[Stored data]

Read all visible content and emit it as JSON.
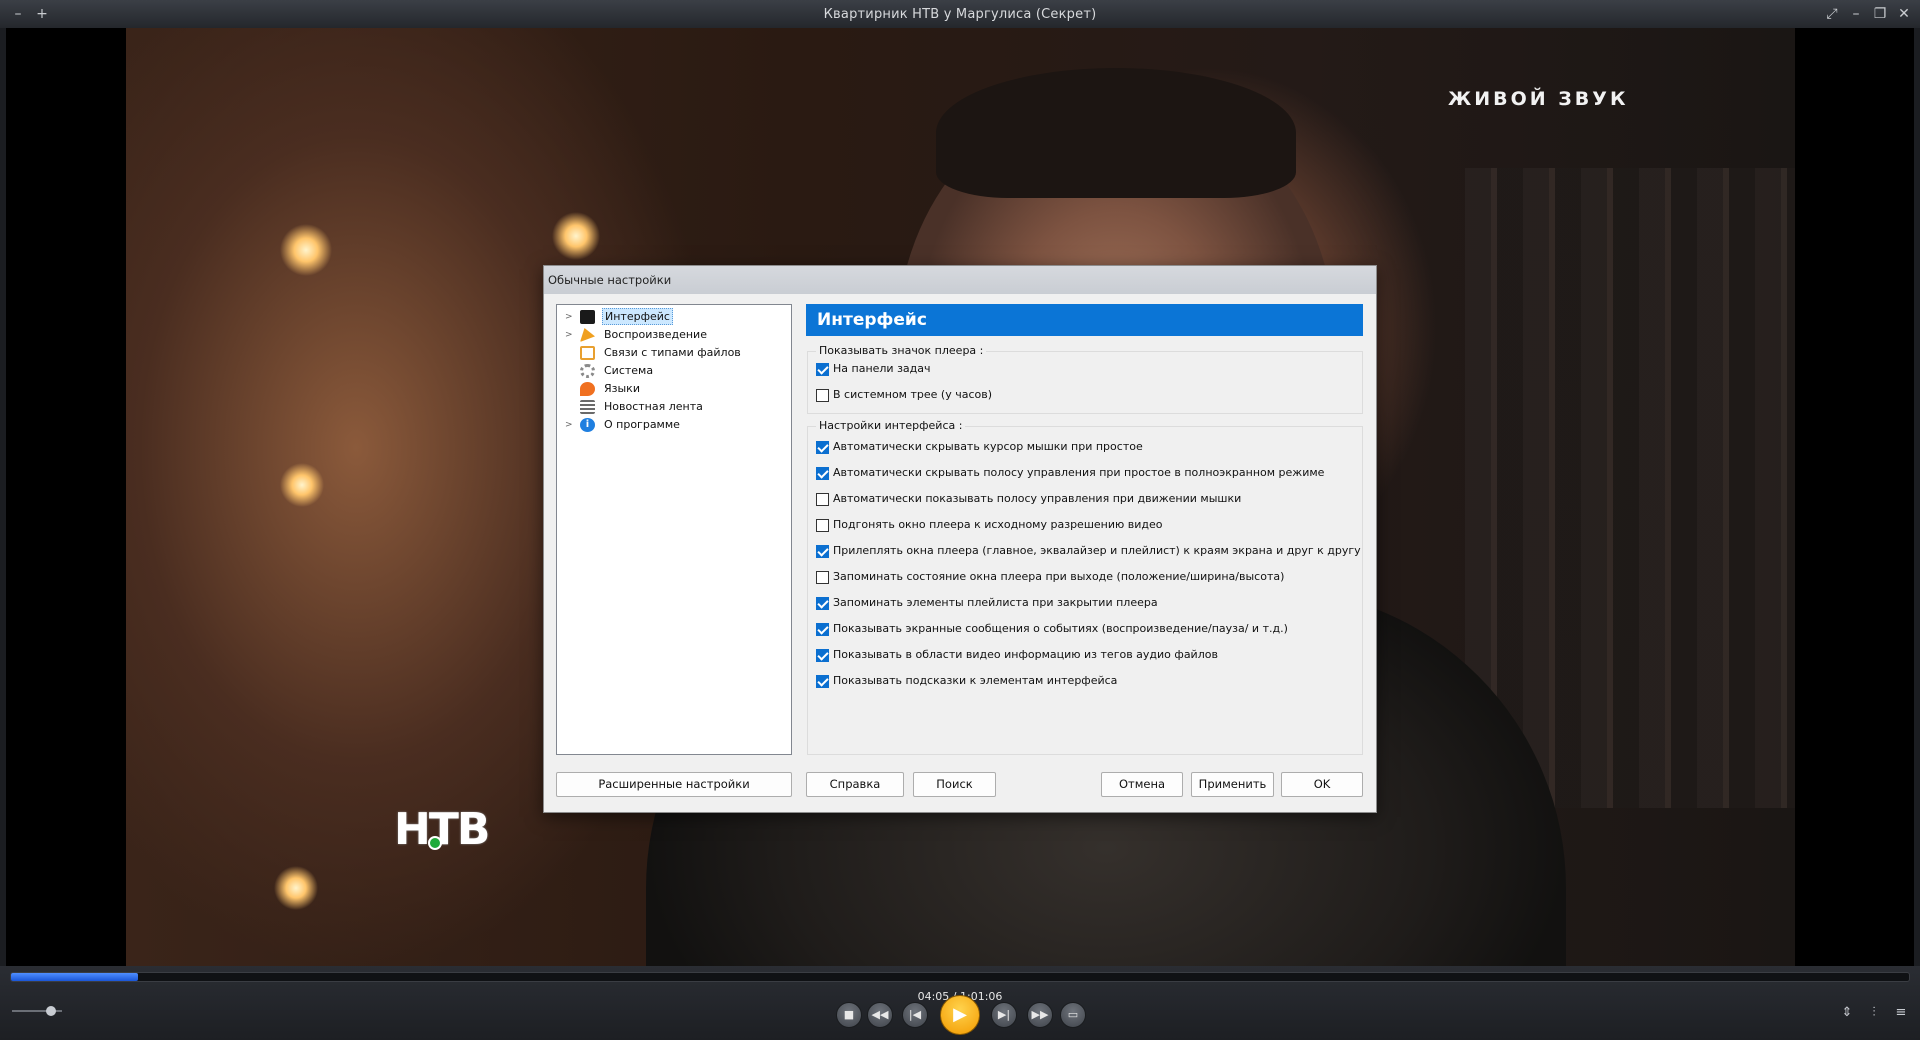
{
  "window": {
    "title": "Квартирник НТВ у Маргулиса  (Секрет)",
    "left_icons": [
      "minus-icon",
      "plus-icon"
    ],
    "right_icons": [
      "fullscreen-icon",
      "minimize-icon",
      "restore-icon",
      "close-icon"
    ]
  },
  "video": {
    "watermark": "ЖИВОЙ ЗВУК",
    "channel_logo": "НТВ"
  },
  "dialog": {
    "title": "Обычные настройки",
    "tree": [
      {
        "label": "Интерфейс",
        "expandable": true,
        "selected": true,
        "icon": "interface-icon",
        "color": "#1a1a1a"
      },
      {
        "label": "Воспроизведение",
        "expandable": true,
        "selected": false,
        "icon": "playback-icon",
        "color": "#f0a020"
      },
      {
        "label": "Связи с типами файлов",
        "expandable": false,
        "selected": false,
        "icon": "file-associations-icon",
        "color": "#e8a030"
      },
      {
        "label": "Система",
        "expandable": false,
        "selected": false,
        "icon": "system-gear-icon",
        "color": "#8a8a8a"
      },
      {
        "label": "Языки",
        "expandable": false,
        "selected": false,
        "icon": "languages-icon",
        "color": "#f07020"
      },
      {
        "label": "Новостная лента",
        "expandable": false,
        "selected": false,
        "icon": "news-feed-icon",
        "color": "#6a6a6a"
      },
      {
        "label": "О программе",
        "expandable": true,
        "selected": false,
        "icon": "info-icon",
        "color": "#1f7fe0"
      }
    ],
    "section_title": "Интерфейс",
    "group_icon": {
      "legend": "Показывать значок плеера :",
      "options": [
        {
          "label": "На панели задач",
          "checked": true
        },
        {
          "label": "В системном трее (у часов)",
          "checked": false
        }
      ]
    },
    "group_ui": {
      "legend": "Настройки интерфейса :",
      "options": [
        {
          "label": "Автоматически скрывать курсор мышки при простое",
          "checked": true
        },
        {
          "label": "Автоматически скрывать полосу управления при простое в полноэкранном режиме",
          "checked": true
        },
        {
          "label": "Автоматически показывать полосу управления при движении мышки",
          "checked": false
        },
        {
          "label": "Подгонять окно плеера к исходному разрешению видео",
          "checked": false
        },
        {
          "label": "Прилеплять окна плеера (главное, эквалайзер и плейлист) к краям экрана и друг к другу",
          "checked": true
        },
        {
          "label": "Запоминать состояние окна плеера при выходе (положение/ширина/высота)",
          "checked": false
        },
        {
          "label": "Запоминать элементы плейлиста при закрытии плеера",
          "checked": true
        },
        {
          "label": "Показывать экранные сообщения о событиях (воспроизведение/пауза/ и т.д.)",
          "checked": true
        },
        {
          "label": "Показывать в области видео информацию из тегов аудио файлов",
          "checked": true
        },
        {
          "label": "Показывать подсказки к элементам интерфейса",
          "checked": true
        }
      ]
    },
    "buttons": {
      "advanced": "Расширенные настройки",
      "help": "Справка",
      "search": "Поиск",
      "cancel": "Отмена",
      "apply": "Применить",
      "ok": "OK"
    }
  },
  "player": {
    "time": "04:05 / 1:01:06",
    "progress": 0.067,
    "volume": 0.78,
    "accent_color": "#2a6df0",
    "play_color": "#f5a300",
    "transport_icons": [
      "stop-icon",
      "rewind-icon",
      "previous-icon",
      "play-icon",
      "next-icon",
      "fast-forward-icon",
      "open-folder-icon"
    ],
    "right_icons": [
      "playlist-toggle-icon",
      "equalizer-icon",
      "settings-icon"
    ]
  }
}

• _DESCRIPTION OF THE TASK_
Transcribe the whole listing exactly. Pictures are excluded.

• _OUTPUT FOR THIS EXERCISE_
Read all visible content and emit it as JSON.
{
  "window": {
    "title": "Квартирник НТВ у Маргулиса  (Секрет)",
    "left_icons": [
      "minus-icon",
      "plus-icon"
    ],
    "right_icons": [
      "fullscreen-icon",
      "minimize-icon",
      "restore-icon",
      "close-icon"
    ]
  },
  "video": {
    "watermark": "ЖИВОЙ ЗВУК",
    "channel_logo": "НТВ"
  },
  "dialog": {
    "title": "Обычные настройки",
    "tree": [
      {
        "label": "Интерфейс",
        "expandable": true,
        "selected": true,
        "icon": "interface-icon",
        "color": "#1a1a1a"
      },
      {
        "label": "Воспроизведение",
        "expandable": true,
        "selected": false,
        "icon": "playback-icon",
        "color": "#f0a020"
      },
      {
        "label": "Связи с типами файлов",
        "expandable": false,
        "selected": false,
        "icon": "file-associations-icon",
        "color": "#e8a030"
      },
      {
        "label": "Система",
        "expandable": false,
        "selected": false,
        "icon": "system-gear-icon",
        "color": "#8a8a8a"
      },
      {
        "label": "Языки",
        "expandable": false,
        "selected": false,
        "icon": "languages-icon",
        "color": "#f07020"
      },
      {
        "label": "Новостная лента",
        "expandable": false,
        "selected": false,
        "icon": "news-feed-icon",
        "color": "#6a6a6a"
      },
      {
        "label": "О программе",
        "expandable": true,
        "selected": false,
        "icon": "info-icon",
        "color": "#1f7fe0"
      }
    ],
    "section_title": "Интерфейс",
    "group_icon": {
      "legend": "Показывать значок плеера :",
      "options": [
        {
          "label": "На панели задач",
          "checked": true
        },
        {
          "label": "В системном трее (у часов)",
          "checked": false
        }
      ]
    },
    "group_ui": {
      "legend": "Настройки интерфейса :",
      "options": [
        {
          "label": "Автоматически скрывать курсор мышки при простое",
          "checked": true
        },
        {
          "label": "Автоматически скрывать полосу управления при простое в полноэкранном режиме",
          "checked": true
        },
        {
          "label": "Автоматически показывать полосу управления при движении мышки",
          "checked": false
        },
        {
          "label": "Подгонять окно плеера к исходному разрешению видео",
          "checked": false
        },
        {
          "label": "Прилеплять окна плеера (главное, эквалайзер и плейлист) к краям экрана и друг к другу",
          "checked": true
        },
        {
          "label": "Запоминать состояние окна плеера при выходе (положение/ширина/высота)",
          "checked": false
        },
        {
          "label": "Запоминать элементы плейлиста при закрытии плеера",
          "checked": true
        },
        {
          "label": "Показывать экранные сообщения о событиях (воспроизведение/пауза/ и т.д.)",
          "checked": true
        },
        {
          "label": "Показывать в области видео информацию из тегов аудио файлов",
          "checked": true
        },
        {
          "label": "Показывать подсказки к элементам интерфейса",
          "checked": true
        }
      ]
    },
    "buttons": {
      "advanced": "Расширенные настройки",
      "help": "Справка",
      "search": "Поиск",
      "cancel": "Отмена",
      "apply": "Применить",
      "ok": "OK"
    }
  },
  "player": {
    "time": "04:05 / 1:01:06",
    "progress": 0.067,
    "volume": 0.78,
    "accent_color": "#2a6df0",
    "play_color": "#f5a300",
    "transport_icons": [
      "stop-icon",
      "rewind-icon",
      "previous-icon",
      "play-icon",
      "next-icon",
      "fast-forward-icon",
      "open-folder-icon"
    ],
    "right_icons": [
      "playlist-toggle-icon",
      "equalizer-icon",
      "settings-icon"
    ]
  }
}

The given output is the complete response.